Dataset excerpt

· · · · · · ·

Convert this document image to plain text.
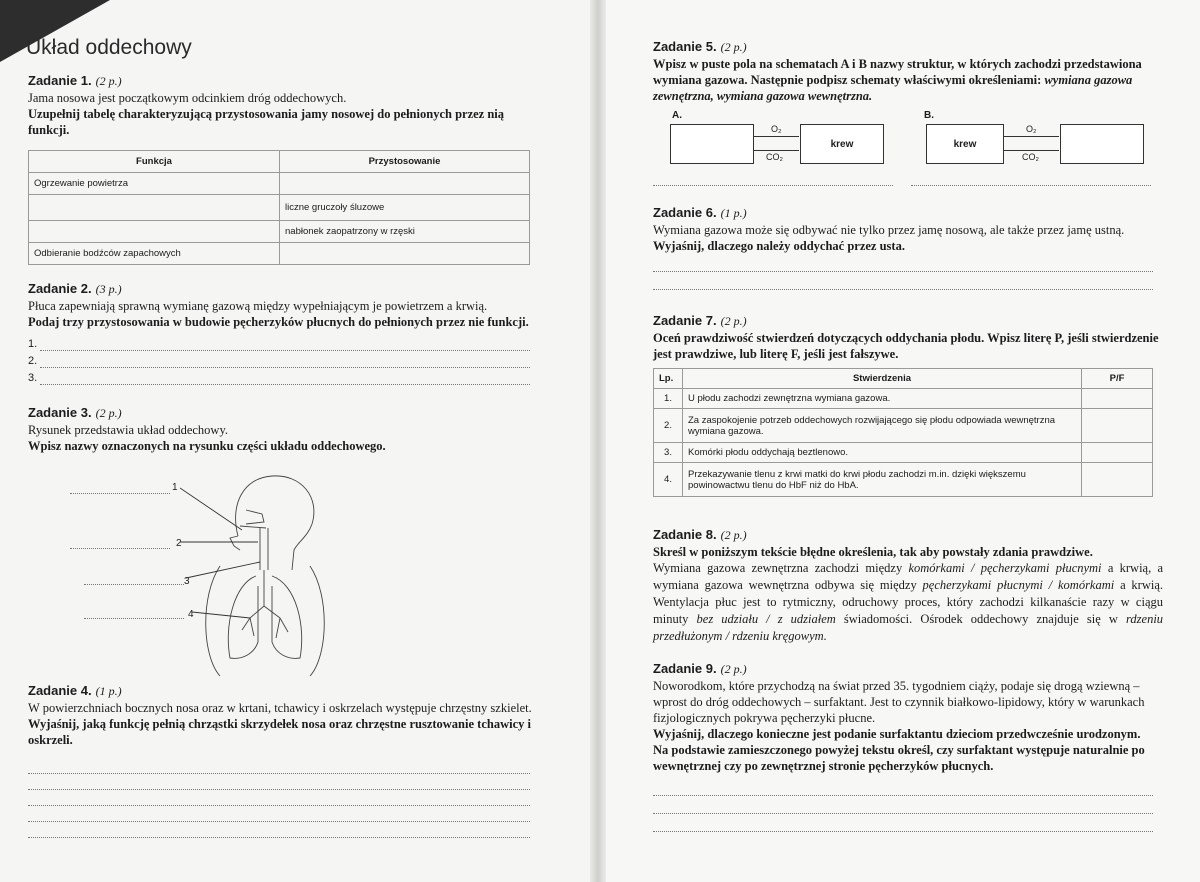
Układ oddechowy
Zadanie 1. (2 p.)
Jama nosowa jest początkowym odcinkiem dróg oddechowych.
Uzupełnij tabelę charakteryzującą przystosowania jamy nosowej do pełnionych przez nią funkcji.
Funkcja	Przystosowanie
Ogrzewanie powietrza	
	liczne gruczoły śluzowe
	nabłonek zaopatrzony w rzęski
Odbieranie bodźców zapachowych	
Zadanie 2. (3 p.)
Płuca zapewniają sprawną wymianę gazową między wypełniającym je powietrzem a krwią.
Podaj trzy przystosowania w budowie pęcherzyków płucnych do pełnionych przez nie funkcji.
1.
2.
3.
Zadanie 3. (2 p.)
Rysunek przedstawia układ oddechowy.
Wpisz nazwy oznaczonych na rysunku części układu oddechowego.
1
2
3
4
Zadanie 4. (1 p.)
W powierzchniach bocznych nosa oraz w krtani, tchawicy i oskrzelach występuje chrzęstny szkielet.
Wyjaśnij, jaką funkcję pełnią chrząstki skrzydełek nosa oraz chrzęstne rusztowanie tchawicy i oskrzeli.
Zadanie 5. (2 p.)
Wpisz w puste pola na schematach A i B nazwy struktur, w których zachodzi przedstawiona wymiana gazowa. Następnie podpisz schematy właściwymi określeniami: wymiana gazowa zewnętrzna, wymiana gazowa wewnętrzna.
A.	B.
krew
O₂
CO₂
krew
O₂
CO₂
Zadanie 6. (1 p.)
Wymiana gazowa może się odbywać nie tylko przez jamę nosową, ale także przez jamę ustną.
Wyjaśnij, dlaczego należy oddychać przez usta.
Zadanie 7. (2 p.)
Oceń prawdziwość stwierdzeń dotyczących oddychania płodu. Wpisz literę P, jeśli stwierdzenie jest prawdziwe, lub literę F, jeśli jest fałszywe.
Lp.	Stwierdzenia	P/F
1.	U płodu zachodzi zewnętrzna wymiana gazowa.	
2.	Za zaspokojenie potrzeb oddechowych rozwijającego się płodu odpowiada wewnętrzna wymiana gazowa.	
3.	Komórki płodu oddychają beztlenowo.	
4.	Przekazywanie tlenu z krwi matki do krwi płodu zachodzi m.in. dzięki większemu powinowactwu tlenu do HbF niż do HbA.	
Zadanie 8. (2 p.)
Skreśl w poniższym tekście błędne określenia, tak aby powstały zdania prawdziwe.
Wymiana gazowa zewnętrzna zachodzi między komórkami / pęcherzykami płucnymi a krwią, a wymiana gazowa wewnętrzna odbywa się między pęcherzykami płucnymi / komórkami a krwią. Wentylacja płuc jest to rytmiczny, odruchowy proces, który zachodzi kilkanaście razy w ciągu minuty bez udziału / z udziałem świadomości. Ośrodek oddechowy znajduje się w rdzeniu przedłużonym / rdzeniu kręgowym.
Zadanie 9. (2 p.)
Noworodkom, które przychodzą na świat przed 35. tygodniem ciąży, podaje się drogą wziewną – wprost do dróg oddechowych – surfaktant. Jest to czynnik białkowo-lipidowy, który w warunkach fizjologicznych pokrywa pęcherzyki płucne.
Wyjaśnij, dlaczego konieczne jest podanie surfaktantu dzieciom przedwcześnie urodzonym.
Na podstawie zamieszczonego powyżej tekstu określ, czy surfaktant występuje naturalnie po wewnętrznej czy po zewnętrznej stronie pęcherzyków płucnych.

· · · · · · ·

**Your instructions**
State how many lines of the entries above include the word "pełnionych", offering no text other than the number.

**Finished task**
2